## WHAT YOU HAVE TO DO
Read the records and gather each line that includes "polvere".

++++ DATA SUPPLIED ++++

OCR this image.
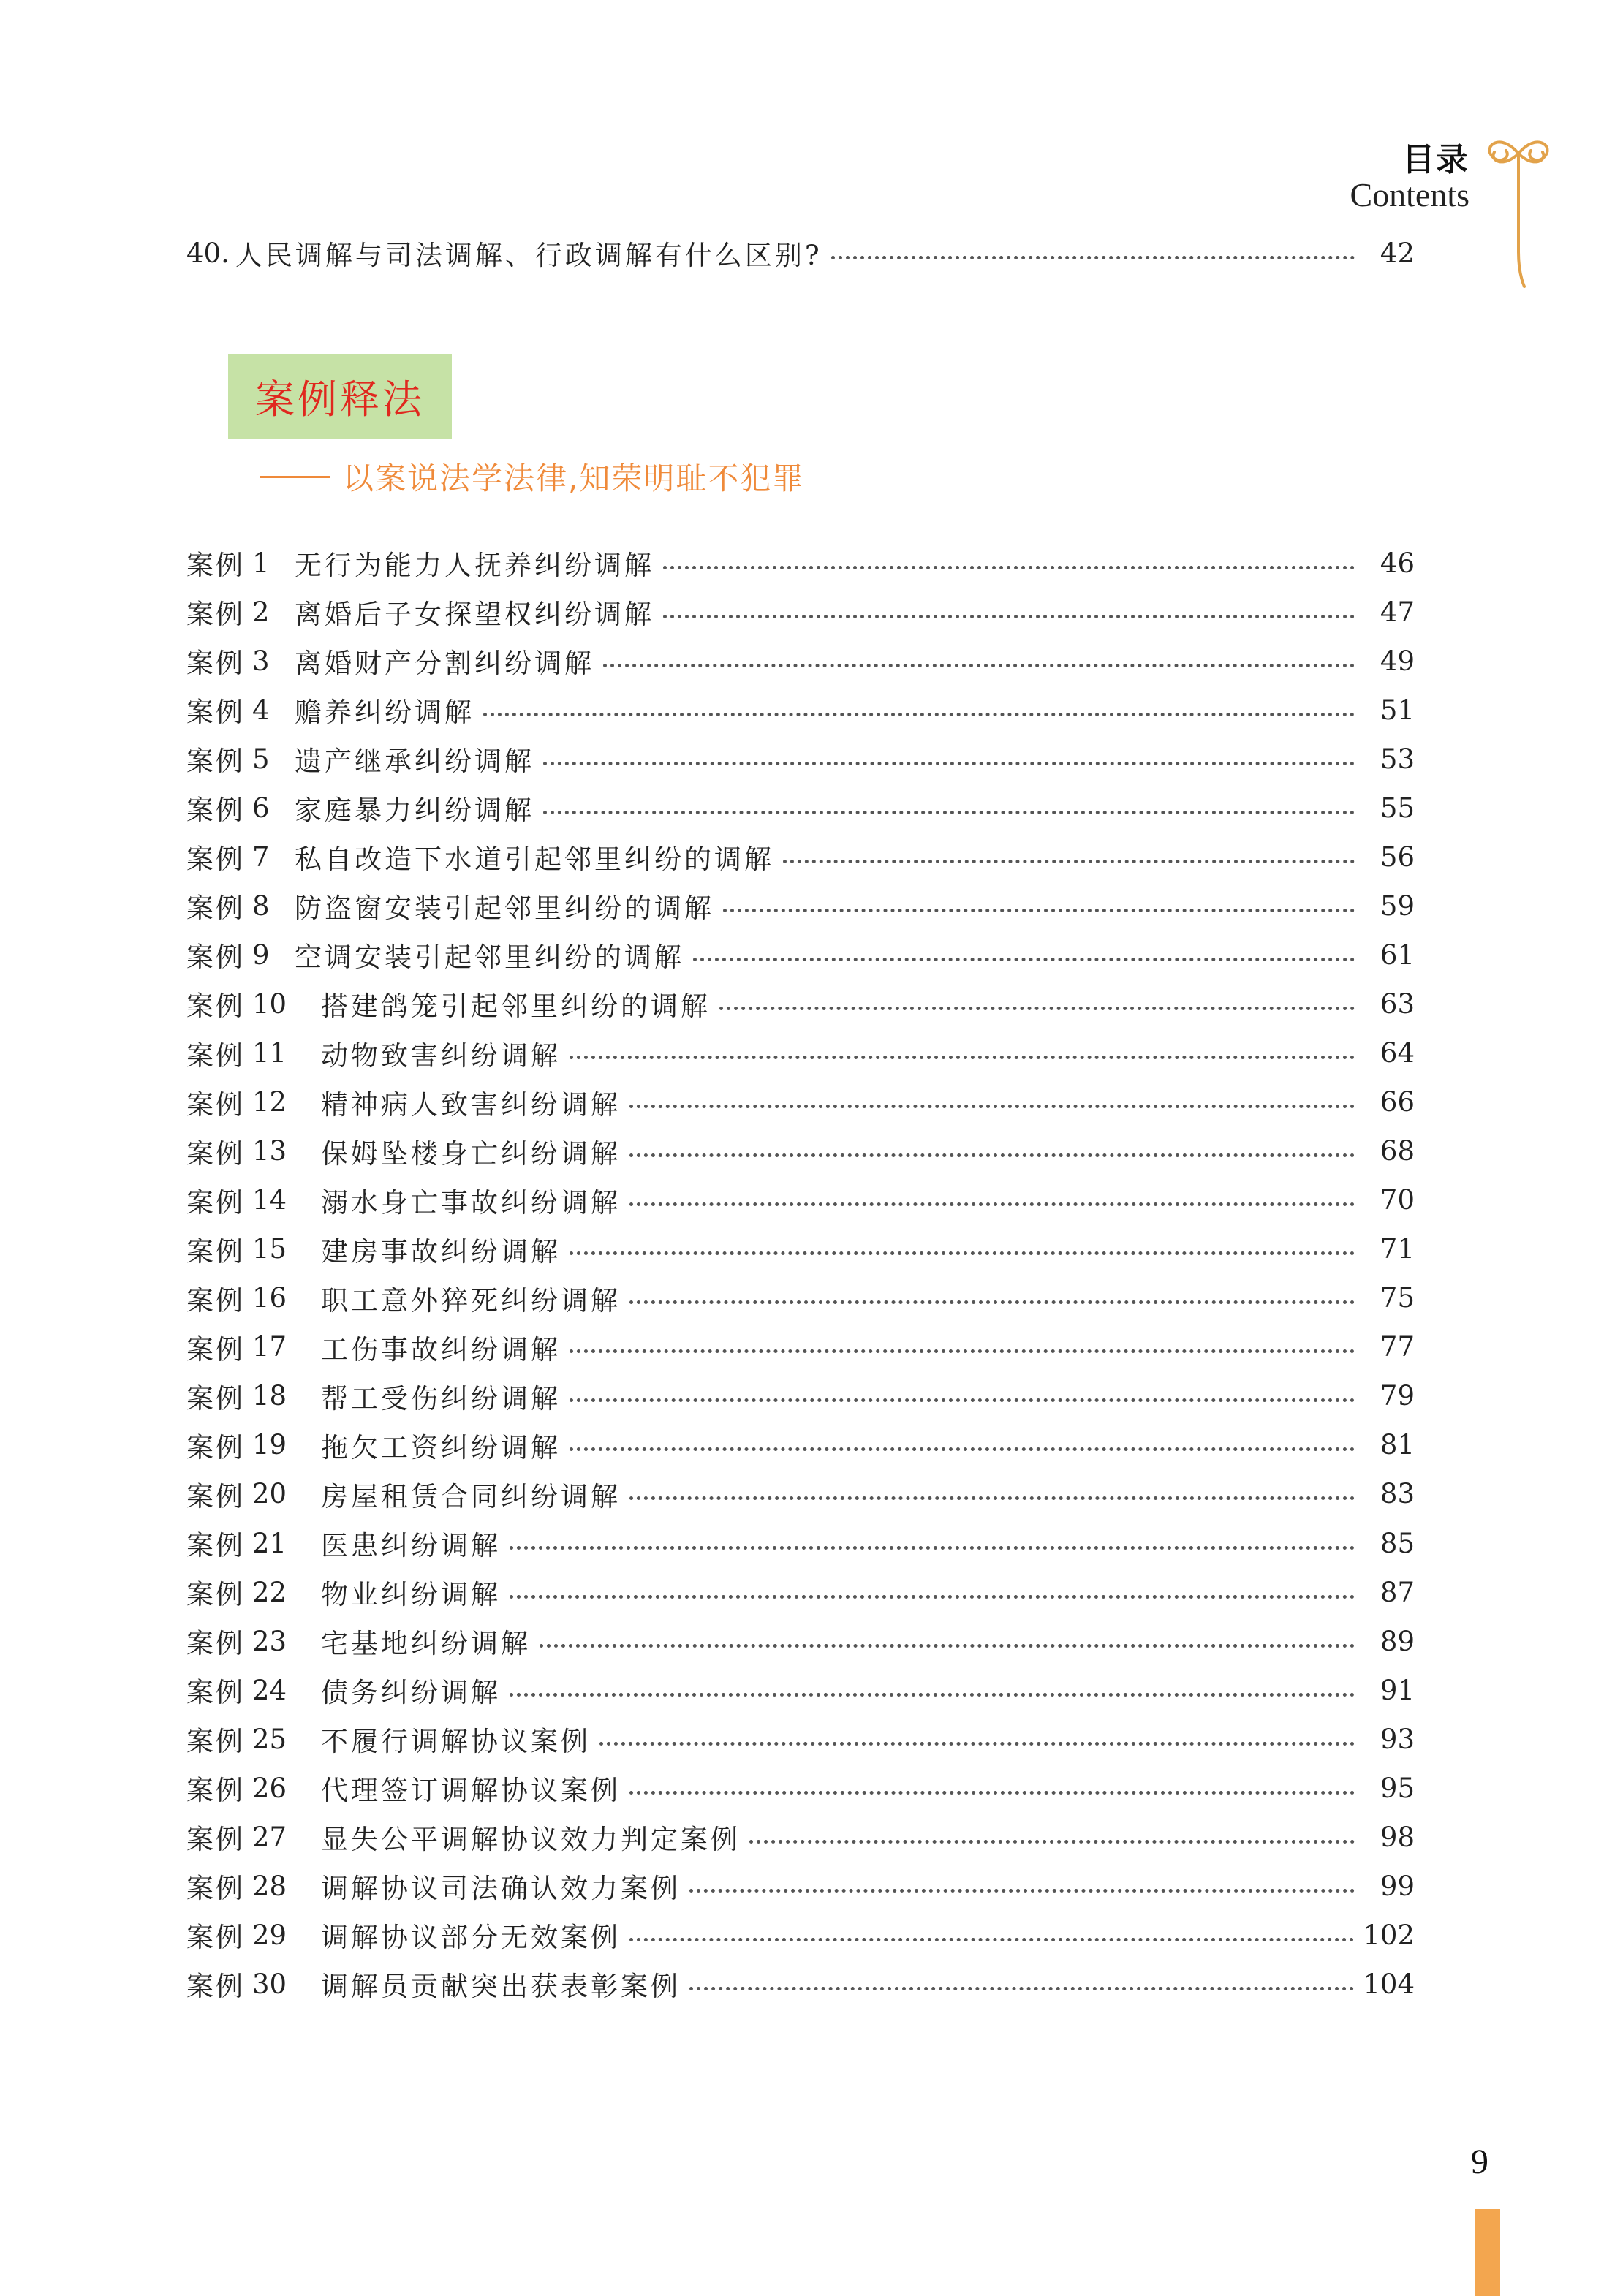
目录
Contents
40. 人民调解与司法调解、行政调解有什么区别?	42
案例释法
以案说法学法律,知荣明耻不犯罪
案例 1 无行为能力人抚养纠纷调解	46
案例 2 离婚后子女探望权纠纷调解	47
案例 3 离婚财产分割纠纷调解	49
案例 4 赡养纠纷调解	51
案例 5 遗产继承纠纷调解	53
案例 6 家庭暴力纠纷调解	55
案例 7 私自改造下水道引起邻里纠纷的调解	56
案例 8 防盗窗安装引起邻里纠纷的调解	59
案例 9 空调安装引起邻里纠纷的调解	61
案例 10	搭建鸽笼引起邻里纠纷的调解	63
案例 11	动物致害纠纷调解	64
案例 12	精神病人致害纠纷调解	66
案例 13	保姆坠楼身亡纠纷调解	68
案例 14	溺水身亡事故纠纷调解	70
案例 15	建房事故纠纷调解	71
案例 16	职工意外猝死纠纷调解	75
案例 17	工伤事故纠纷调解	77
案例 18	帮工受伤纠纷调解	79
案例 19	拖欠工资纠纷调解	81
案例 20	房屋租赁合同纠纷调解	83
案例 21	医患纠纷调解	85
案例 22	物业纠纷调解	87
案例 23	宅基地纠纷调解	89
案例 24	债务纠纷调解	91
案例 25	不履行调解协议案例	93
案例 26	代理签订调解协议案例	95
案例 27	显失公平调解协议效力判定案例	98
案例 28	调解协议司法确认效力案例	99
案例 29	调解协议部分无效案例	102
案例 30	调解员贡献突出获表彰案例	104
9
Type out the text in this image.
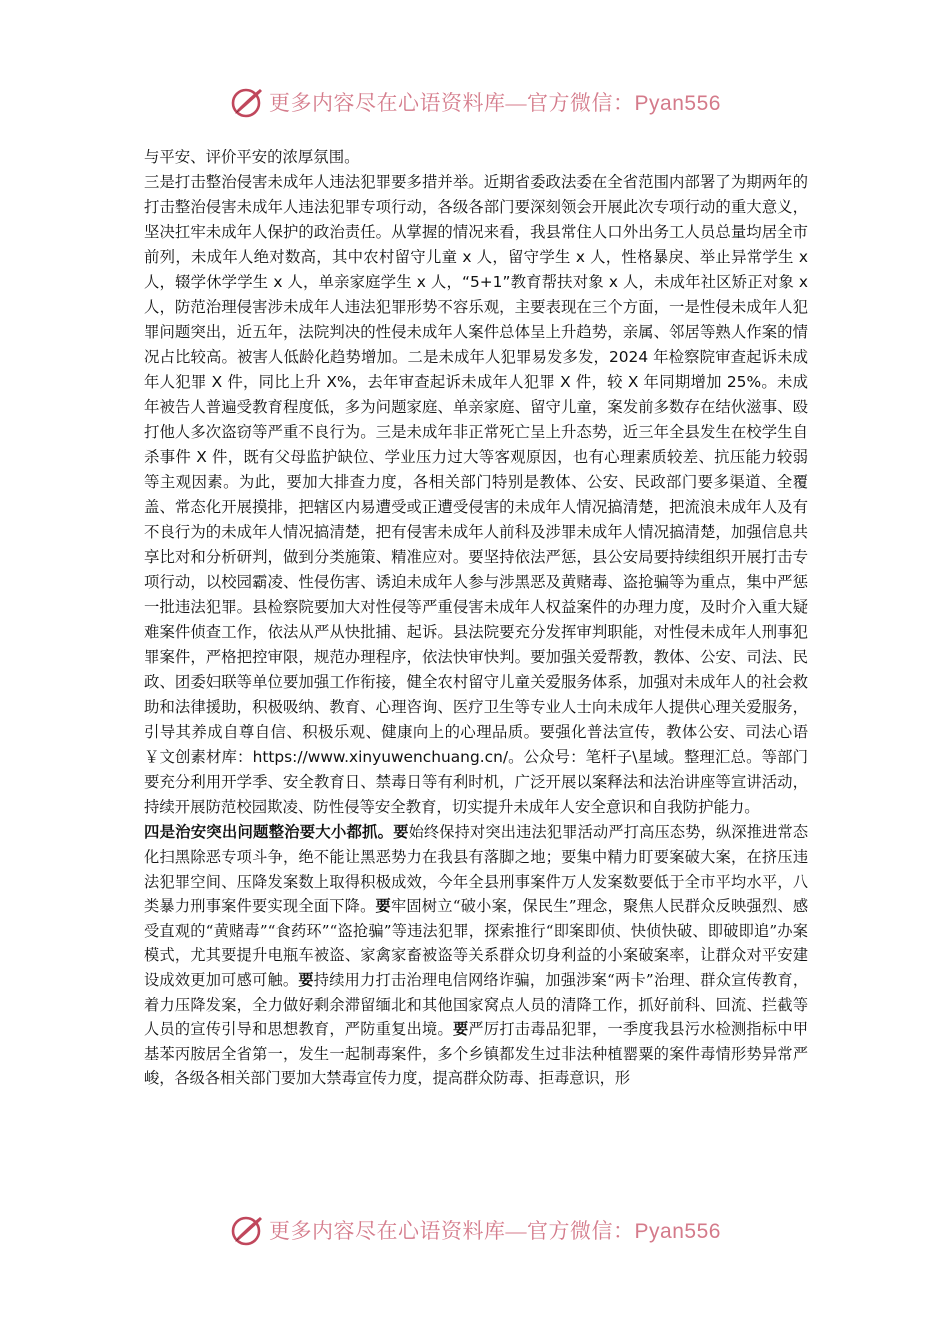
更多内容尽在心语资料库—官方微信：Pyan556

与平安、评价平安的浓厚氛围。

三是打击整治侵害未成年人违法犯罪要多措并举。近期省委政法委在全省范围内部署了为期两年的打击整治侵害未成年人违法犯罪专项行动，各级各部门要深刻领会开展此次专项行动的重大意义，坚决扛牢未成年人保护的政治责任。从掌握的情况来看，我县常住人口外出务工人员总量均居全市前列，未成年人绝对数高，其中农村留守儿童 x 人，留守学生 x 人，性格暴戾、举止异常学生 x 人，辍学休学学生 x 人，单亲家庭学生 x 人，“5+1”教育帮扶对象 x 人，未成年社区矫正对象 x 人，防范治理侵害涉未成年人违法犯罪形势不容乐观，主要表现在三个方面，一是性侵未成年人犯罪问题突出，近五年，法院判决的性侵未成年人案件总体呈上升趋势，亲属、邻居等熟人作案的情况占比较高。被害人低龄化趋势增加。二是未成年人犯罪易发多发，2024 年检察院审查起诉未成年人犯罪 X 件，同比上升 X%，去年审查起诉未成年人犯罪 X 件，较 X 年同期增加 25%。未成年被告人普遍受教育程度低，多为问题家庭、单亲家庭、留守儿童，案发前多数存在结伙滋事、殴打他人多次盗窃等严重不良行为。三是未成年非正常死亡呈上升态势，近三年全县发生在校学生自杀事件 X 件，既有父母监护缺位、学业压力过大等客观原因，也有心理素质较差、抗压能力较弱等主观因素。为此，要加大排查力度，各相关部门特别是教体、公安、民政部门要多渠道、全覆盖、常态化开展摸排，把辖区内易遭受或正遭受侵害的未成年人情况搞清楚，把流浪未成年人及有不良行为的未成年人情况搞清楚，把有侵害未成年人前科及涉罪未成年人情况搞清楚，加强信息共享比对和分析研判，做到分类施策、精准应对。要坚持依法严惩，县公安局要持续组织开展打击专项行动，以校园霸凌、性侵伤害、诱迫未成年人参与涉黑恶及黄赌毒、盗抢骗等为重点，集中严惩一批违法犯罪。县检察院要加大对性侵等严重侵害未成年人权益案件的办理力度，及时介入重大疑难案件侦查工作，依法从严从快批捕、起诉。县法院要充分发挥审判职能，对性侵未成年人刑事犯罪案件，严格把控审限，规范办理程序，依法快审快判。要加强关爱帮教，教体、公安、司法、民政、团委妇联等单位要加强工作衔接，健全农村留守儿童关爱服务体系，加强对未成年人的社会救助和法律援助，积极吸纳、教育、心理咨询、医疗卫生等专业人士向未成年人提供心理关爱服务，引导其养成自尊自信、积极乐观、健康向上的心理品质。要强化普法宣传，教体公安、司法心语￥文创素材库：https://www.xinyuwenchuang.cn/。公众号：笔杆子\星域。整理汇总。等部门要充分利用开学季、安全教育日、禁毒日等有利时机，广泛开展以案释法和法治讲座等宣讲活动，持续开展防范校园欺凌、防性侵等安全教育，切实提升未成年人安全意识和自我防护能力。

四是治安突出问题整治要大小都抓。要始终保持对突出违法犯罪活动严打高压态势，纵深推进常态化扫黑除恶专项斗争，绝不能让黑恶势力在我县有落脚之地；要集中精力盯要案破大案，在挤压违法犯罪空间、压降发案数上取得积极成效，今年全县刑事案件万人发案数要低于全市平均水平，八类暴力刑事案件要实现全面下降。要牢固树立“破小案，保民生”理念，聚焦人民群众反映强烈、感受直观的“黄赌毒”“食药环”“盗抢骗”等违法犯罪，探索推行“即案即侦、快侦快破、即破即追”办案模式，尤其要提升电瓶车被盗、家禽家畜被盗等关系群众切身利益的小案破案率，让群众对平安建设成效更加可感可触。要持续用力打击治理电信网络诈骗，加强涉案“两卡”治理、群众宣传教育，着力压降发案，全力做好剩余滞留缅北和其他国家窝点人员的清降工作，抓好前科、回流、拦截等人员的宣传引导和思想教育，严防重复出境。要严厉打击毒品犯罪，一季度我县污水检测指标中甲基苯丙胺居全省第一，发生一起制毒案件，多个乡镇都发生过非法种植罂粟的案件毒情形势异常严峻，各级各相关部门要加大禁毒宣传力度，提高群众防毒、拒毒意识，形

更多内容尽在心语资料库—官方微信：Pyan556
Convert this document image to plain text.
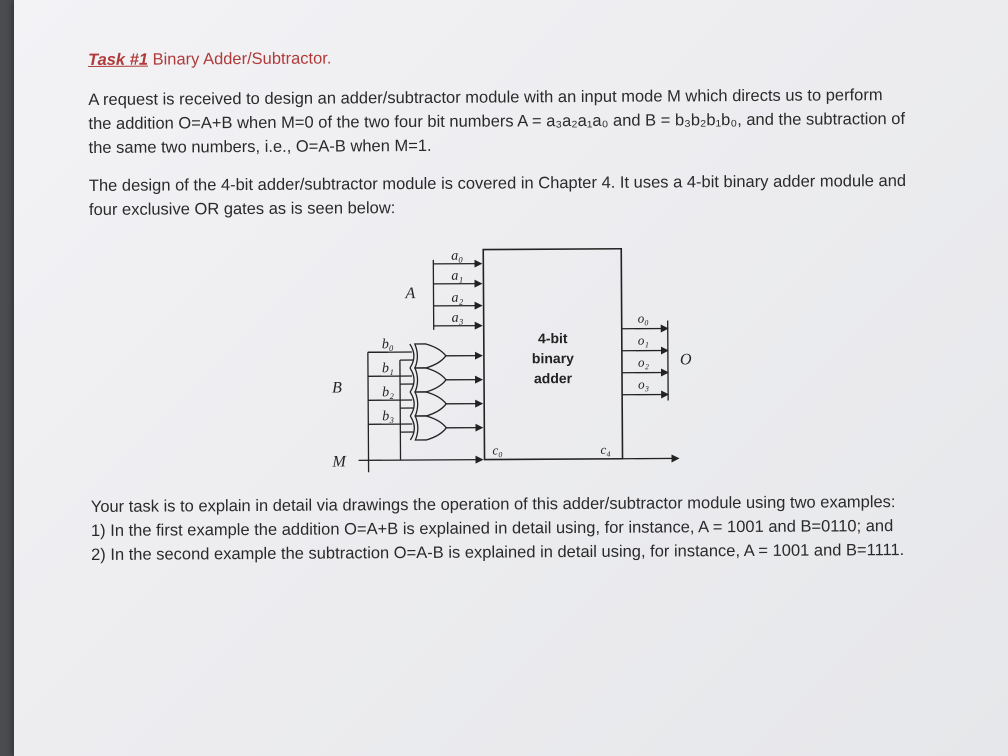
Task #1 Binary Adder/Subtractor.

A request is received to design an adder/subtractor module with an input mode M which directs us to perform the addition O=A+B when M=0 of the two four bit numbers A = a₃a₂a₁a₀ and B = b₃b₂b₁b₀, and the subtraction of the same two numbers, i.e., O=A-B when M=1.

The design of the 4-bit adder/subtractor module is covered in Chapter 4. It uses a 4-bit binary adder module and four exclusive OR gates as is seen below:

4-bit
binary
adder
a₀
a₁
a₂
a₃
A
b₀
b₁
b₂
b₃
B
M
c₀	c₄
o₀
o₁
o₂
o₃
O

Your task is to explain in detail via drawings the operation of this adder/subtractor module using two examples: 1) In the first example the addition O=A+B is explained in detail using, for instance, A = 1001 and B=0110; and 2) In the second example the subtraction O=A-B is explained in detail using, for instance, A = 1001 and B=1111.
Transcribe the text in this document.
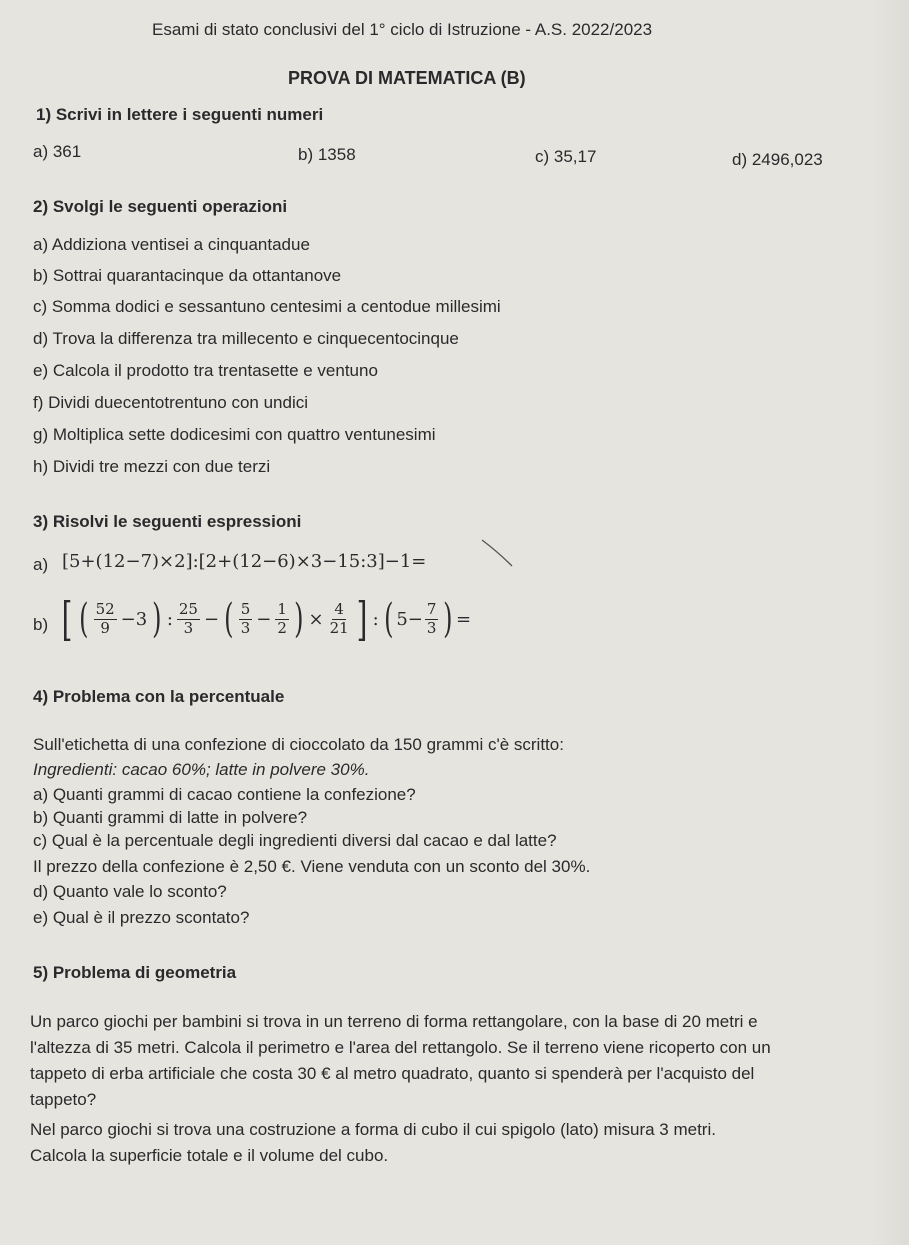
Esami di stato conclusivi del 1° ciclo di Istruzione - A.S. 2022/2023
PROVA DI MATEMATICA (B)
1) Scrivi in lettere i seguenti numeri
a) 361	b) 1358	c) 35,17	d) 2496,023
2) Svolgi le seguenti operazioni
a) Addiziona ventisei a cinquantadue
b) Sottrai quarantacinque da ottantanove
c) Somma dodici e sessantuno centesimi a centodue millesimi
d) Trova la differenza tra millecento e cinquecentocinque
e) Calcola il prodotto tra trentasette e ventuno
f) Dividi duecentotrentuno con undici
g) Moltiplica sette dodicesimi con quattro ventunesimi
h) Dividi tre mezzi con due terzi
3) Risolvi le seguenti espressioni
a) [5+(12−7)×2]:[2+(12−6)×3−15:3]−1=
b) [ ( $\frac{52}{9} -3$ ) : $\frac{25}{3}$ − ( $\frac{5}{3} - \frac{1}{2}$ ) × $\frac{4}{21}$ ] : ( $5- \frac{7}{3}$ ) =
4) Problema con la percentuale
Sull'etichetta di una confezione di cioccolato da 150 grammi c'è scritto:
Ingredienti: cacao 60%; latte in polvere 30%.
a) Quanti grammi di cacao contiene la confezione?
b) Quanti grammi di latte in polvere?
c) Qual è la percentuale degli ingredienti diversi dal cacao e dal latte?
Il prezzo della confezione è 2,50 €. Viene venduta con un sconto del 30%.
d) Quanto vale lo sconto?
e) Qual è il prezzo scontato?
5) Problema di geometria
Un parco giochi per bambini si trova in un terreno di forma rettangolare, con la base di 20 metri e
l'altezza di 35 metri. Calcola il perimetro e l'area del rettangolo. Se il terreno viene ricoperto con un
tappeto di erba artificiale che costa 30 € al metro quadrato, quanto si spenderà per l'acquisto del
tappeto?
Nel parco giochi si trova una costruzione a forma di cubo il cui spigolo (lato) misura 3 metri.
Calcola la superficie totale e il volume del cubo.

++++

## EXERCISE ANSWER
Ingredienti: cacao 60%; latte in polvere 30%.
b) Quanti grammi di latte in polvere?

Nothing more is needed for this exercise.